══ Material for this exercise

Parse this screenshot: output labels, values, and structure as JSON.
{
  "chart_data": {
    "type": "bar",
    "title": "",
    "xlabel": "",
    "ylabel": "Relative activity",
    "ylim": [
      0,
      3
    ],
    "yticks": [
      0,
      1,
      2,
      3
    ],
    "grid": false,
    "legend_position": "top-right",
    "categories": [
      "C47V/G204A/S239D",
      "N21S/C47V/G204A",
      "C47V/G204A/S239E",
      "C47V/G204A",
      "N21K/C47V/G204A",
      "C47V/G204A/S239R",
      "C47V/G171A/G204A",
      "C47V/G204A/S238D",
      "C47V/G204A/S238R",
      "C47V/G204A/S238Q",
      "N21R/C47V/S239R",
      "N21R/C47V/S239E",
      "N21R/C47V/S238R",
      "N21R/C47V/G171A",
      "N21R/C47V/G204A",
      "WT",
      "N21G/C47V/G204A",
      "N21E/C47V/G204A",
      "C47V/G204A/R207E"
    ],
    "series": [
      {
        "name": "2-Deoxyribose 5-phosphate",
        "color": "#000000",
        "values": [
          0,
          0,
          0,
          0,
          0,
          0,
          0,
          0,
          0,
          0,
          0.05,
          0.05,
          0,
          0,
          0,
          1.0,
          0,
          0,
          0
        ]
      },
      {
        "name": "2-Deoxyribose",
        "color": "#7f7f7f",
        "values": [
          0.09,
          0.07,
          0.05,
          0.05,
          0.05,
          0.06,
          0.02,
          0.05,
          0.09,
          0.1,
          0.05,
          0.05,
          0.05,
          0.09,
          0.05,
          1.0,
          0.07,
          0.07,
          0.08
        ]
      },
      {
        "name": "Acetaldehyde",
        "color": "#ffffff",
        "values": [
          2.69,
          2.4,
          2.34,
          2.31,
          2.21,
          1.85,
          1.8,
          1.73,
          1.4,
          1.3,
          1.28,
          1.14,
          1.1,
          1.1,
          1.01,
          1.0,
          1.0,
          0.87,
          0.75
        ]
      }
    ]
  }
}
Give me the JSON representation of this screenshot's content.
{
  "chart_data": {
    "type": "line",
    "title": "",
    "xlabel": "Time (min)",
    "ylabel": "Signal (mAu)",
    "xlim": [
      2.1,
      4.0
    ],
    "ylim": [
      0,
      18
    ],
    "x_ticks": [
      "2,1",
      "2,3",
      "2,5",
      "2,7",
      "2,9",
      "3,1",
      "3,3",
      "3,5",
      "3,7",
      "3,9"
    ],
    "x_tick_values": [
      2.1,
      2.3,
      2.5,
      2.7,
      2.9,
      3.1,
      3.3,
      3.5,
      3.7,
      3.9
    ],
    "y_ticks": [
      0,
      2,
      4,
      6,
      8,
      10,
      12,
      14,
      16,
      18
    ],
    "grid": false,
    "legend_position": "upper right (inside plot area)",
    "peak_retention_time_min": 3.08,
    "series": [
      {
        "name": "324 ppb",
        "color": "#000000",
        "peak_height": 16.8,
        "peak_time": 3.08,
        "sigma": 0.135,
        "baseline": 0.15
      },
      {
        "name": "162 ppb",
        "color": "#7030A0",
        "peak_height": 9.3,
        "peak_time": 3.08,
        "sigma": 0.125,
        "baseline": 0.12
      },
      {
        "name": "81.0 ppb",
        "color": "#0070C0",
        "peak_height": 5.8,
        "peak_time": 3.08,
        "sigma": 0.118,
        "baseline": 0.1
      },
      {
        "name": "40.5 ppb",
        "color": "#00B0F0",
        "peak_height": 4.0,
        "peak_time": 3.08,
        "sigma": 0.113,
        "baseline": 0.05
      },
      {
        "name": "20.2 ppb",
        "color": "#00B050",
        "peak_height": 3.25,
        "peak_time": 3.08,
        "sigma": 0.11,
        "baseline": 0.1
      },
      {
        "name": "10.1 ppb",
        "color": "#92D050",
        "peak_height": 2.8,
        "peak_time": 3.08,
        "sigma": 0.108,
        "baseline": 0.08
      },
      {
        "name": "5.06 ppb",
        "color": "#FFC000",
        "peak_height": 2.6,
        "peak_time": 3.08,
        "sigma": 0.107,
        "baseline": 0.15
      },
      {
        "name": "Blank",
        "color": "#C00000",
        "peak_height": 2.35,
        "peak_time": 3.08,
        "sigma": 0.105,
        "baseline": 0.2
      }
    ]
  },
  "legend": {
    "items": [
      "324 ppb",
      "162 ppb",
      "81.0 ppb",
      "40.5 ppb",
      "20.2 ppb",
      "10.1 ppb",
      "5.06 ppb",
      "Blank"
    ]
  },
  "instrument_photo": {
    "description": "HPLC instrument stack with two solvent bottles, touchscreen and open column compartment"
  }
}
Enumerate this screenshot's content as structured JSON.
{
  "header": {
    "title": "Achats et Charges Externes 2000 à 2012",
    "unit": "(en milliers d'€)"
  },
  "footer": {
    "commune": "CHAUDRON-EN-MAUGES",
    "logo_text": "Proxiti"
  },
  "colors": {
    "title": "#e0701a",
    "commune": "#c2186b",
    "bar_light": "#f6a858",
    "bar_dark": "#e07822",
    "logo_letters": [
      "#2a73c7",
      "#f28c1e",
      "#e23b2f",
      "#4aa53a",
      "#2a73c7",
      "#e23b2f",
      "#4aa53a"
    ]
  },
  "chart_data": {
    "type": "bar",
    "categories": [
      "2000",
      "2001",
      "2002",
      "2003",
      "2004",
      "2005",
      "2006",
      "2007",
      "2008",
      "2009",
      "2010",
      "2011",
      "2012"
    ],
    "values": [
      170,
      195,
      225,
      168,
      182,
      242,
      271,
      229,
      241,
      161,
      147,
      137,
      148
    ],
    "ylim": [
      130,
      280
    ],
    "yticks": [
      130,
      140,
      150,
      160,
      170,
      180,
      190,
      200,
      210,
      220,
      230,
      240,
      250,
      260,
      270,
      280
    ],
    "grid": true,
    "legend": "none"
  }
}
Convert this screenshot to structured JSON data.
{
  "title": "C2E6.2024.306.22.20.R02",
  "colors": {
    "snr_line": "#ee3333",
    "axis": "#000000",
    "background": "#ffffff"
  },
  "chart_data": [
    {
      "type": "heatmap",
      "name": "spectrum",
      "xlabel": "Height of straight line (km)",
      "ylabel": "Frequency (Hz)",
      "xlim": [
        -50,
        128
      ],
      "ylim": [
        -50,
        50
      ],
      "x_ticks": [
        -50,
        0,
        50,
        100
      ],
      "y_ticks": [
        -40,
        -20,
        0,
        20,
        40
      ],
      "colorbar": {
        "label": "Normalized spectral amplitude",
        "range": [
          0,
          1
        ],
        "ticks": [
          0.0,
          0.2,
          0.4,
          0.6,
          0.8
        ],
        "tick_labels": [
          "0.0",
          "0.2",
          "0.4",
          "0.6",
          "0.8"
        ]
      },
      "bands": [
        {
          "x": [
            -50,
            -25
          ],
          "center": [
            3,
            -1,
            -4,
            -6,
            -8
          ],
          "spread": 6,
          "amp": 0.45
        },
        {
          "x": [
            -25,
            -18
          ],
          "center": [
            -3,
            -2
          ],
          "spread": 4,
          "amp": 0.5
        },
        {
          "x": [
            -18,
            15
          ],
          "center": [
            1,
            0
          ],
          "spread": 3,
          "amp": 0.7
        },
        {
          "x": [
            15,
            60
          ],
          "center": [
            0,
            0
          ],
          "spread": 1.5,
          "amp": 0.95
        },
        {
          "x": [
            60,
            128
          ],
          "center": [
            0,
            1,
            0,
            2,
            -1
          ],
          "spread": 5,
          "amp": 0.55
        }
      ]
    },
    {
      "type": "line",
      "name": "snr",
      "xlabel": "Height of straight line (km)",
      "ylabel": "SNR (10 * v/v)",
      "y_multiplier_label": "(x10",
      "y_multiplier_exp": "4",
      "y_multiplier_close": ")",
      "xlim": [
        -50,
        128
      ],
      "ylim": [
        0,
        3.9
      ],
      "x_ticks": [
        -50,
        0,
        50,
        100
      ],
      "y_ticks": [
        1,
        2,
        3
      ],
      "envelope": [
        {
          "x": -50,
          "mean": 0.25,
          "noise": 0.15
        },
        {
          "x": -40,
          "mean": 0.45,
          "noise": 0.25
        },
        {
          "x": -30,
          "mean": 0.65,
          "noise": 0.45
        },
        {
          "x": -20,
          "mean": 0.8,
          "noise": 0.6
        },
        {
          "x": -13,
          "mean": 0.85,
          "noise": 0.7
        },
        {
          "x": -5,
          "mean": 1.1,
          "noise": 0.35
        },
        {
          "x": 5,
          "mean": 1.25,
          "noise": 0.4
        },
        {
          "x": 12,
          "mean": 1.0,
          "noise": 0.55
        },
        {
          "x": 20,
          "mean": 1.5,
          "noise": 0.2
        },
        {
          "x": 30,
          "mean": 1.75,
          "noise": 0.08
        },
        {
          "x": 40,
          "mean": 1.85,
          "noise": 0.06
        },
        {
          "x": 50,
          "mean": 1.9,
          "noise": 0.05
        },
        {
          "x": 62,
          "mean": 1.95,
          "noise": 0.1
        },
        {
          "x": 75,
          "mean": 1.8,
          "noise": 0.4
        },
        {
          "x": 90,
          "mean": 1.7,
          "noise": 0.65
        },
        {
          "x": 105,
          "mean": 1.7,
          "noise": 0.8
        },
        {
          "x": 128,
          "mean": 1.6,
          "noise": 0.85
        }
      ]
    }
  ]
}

════

Problem requirements → Which lines hold the word "xlabel"? Copy each of them from the records.

Final answer →
    "xlabel": "",
    "xlabel": "Time (min)",
      "xlabel": "Height of straight line (km)",
      "xlabel": "Height of straight line (km)",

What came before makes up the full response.